### EXTRACTED ENTRIES:
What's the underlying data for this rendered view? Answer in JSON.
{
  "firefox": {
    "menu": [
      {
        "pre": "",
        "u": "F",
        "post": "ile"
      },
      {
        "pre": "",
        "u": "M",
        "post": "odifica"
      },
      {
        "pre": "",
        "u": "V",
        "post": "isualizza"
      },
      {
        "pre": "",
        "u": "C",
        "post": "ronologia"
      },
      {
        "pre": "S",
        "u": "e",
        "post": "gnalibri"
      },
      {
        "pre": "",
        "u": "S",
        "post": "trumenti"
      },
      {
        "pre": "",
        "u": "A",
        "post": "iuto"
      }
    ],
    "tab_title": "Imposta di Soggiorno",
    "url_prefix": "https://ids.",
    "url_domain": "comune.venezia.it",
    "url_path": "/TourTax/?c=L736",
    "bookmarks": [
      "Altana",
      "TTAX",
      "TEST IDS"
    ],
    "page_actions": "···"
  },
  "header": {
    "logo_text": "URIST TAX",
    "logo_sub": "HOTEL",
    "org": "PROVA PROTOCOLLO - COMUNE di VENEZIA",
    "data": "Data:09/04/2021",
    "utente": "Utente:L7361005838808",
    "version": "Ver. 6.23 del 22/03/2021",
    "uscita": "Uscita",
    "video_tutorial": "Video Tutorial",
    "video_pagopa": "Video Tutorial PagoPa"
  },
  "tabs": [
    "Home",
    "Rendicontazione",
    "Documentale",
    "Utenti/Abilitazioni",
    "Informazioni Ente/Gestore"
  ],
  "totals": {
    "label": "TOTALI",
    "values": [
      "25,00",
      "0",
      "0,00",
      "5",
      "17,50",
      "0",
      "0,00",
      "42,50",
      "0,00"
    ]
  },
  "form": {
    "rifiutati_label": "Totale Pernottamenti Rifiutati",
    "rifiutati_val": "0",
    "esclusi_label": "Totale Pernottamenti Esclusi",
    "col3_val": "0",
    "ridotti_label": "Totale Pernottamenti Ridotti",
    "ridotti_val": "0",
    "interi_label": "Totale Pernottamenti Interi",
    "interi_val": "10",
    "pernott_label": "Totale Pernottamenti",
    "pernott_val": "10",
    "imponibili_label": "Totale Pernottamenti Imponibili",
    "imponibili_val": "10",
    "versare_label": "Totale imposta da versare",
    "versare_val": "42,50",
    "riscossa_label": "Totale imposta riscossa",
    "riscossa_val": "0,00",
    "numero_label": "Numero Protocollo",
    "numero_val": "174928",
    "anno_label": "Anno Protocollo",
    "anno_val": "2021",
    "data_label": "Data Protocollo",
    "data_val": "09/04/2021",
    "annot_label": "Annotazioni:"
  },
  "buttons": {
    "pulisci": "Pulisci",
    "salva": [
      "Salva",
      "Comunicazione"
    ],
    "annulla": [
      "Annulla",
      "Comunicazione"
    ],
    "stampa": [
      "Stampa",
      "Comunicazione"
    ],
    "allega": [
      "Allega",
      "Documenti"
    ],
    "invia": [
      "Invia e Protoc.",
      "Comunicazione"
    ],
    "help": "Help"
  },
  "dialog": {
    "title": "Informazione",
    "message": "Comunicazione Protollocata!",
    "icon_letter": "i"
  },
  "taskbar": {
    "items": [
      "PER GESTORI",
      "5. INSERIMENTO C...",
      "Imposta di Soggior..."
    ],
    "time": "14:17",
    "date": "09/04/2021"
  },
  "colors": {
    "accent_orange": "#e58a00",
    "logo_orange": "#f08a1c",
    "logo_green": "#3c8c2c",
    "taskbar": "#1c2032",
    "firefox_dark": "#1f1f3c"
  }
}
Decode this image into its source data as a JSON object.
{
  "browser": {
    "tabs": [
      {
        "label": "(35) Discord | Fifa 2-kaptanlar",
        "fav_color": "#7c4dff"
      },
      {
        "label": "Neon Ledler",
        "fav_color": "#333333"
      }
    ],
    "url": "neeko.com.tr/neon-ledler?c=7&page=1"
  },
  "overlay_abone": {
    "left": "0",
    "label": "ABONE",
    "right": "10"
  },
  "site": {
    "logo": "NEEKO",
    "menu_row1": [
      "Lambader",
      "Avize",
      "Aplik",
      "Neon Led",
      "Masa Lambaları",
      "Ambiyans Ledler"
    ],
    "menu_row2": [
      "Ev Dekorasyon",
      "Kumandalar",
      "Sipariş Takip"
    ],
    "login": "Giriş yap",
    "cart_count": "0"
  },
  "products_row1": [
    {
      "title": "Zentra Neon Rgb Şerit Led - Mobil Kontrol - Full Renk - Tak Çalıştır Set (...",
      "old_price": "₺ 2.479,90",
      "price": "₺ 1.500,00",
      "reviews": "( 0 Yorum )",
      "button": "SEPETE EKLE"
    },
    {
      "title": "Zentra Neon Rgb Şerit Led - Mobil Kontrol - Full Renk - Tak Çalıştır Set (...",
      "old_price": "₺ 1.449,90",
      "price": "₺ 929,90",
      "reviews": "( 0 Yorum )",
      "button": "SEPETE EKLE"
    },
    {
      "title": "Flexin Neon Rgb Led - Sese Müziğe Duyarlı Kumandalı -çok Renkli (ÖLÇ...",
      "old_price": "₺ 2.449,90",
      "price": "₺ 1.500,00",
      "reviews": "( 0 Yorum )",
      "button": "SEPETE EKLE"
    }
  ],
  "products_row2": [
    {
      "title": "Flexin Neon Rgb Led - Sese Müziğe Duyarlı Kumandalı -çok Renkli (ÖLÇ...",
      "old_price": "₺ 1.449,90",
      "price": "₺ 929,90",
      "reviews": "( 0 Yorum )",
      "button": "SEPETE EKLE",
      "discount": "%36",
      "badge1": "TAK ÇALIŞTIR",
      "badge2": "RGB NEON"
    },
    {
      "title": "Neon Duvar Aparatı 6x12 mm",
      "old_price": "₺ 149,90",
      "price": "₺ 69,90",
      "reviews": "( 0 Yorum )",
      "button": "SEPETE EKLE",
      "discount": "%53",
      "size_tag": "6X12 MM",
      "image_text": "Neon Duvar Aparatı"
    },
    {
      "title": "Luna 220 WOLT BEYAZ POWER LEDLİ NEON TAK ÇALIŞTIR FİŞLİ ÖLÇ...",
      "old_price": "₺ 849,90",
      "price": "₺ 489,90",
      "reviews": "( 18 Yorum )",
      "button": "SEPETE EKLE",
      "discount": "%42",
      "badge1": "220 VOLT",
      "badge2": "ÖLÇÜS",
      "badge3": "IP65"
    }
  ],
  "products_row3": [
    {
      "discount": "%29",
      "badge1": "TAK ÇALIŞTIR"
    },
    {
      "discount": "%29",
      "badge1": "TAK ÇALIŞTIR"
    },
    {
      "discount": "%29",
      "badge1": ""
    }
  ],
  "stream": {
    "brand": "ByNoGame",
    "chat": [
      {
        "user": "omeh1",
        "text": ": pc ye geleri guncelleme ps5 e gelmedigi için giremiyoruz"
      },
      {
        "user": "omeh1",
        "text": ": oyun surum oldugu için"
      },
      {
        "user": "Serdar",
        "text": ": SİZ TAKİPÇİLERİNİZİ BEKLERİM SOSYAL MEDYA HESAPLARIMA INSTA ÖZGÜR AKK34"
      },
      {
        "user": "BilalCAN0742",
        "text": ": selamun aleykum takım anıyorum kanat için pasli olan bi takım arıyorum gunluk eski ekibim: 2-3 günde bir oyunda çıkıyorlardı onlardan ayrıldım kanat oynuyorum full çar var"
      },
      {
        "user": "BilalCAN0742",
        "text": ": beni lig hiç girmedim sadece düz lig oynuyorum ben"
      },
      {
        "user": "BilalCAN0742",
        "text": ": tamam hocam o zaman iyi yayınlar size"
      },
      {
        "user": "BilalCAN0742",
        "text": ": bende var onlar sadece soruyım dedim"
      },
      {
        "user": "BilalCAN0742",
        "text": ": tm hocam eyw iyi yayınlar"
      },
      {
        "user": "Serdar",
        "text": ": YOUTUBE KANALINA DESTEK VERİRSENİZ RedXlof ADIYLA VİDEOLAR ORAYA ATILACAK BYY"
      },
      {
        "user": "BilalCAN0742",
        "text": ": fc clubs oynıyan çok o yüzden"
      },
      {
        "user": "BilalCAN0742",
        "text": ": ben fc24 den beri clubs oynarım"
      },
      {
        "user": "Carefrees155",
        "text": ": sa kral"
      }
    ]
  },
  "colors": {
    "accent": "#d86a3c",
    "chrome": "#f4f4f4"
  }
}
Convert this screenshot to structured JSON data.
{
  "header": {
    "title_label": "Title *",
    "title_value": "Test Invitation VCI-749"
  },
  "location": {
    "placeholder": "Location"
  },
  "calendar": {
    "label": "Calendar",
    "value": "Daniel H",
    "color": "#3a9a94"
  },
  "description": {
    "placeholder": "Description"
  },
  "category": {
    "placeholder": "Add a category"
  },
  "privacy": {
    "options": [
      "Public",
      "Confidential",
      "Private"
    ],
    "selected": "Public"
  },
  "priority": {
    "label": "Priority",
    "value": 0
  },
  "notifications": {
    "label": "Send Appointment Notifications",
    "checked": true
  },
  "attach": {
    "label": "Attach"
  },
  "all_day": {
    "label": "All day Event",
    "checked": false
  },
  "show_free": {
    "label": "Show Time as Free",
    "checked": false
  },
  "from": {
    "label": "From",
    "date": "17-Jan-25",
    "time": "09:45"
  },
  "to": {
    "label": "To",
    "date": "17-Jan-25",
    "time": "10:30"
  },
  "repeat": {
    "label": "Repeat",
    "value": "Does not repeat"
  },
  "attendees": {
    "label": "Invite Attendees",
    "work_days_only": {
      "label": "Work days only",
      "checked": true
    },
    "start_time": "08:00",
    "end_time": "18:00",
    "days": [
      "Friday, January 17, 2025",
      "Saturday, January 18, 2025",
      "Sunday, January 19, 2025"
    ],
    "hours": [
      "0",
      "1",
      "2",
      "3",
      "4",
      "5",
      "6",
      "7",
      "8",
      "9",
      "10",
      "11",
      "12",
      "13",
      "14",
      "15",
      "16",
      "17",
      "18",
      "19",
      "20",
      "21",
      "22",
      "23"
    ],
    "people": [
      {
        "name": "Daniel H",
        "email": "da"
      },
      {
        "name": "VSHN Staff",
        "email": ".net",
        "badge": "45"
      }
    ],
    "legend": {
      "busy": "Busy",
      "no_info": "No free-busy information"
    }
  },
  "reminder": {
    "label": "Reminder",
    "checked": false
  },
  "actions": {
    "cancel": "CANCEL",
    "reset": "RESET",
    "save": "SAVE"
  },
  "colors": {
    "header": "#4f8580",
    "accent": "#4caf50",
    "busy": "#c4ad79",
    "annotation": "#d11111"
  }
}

### GOAL OF THE EXERCISE:
Across the entries above, how many lines contain "category"? Provide only the count.

### ANSWER FOR THE TASK:
2